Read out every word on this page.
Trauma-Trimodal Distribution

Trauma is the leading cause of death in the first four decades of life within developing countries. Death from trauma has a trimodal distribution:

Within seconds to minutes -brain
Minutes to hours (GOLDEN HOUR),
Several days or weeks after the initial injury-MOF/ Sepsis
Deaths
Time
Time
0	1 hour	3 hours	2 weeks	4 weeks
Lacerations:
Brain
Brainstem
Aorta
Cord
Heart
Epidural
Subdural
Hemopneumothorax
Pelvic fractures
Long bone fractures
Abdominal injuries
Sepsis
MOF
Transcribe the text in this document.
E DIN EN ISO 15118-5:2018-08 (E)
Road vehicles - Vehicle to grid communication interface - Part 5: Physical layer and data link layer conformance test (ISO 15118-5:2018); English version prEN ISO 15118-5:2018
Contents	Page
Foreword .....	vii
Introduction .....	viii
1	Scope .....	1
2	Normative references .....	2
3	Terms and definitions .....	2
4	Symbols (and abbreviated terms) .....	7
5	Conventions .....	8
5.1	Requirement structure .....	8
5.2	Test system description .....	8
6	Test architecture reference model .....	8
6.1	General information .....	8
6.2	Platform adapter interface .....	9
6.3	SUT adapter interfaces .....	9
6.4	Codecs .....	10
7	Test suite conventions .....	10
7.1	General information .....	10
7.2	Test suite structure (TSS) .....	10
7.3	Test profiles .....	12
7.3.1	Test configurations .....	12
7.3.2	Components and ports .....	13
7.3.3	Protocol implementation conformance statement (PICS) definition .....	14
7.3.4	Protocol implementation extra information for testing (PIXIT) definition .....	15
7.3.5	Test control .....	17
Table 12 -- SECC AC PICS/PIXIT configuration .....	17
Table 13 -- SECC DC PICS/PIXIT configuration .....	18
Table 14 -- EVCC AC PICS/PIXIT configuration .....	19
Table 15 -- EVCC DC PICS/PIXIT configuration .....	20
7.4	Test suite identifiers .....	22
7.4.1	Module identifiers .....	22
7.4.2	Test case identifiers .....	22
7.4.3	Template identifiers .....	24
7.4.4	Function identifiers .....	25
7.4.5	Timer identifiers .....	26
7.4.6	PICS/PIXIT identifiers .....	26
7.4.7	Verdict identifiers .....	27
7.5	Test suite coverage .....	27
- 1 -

● ● ● ● ●

Job:
Of the lines in the data, how many contain the word "Trauma"? Provide the number and nothing further.

Full answer:
2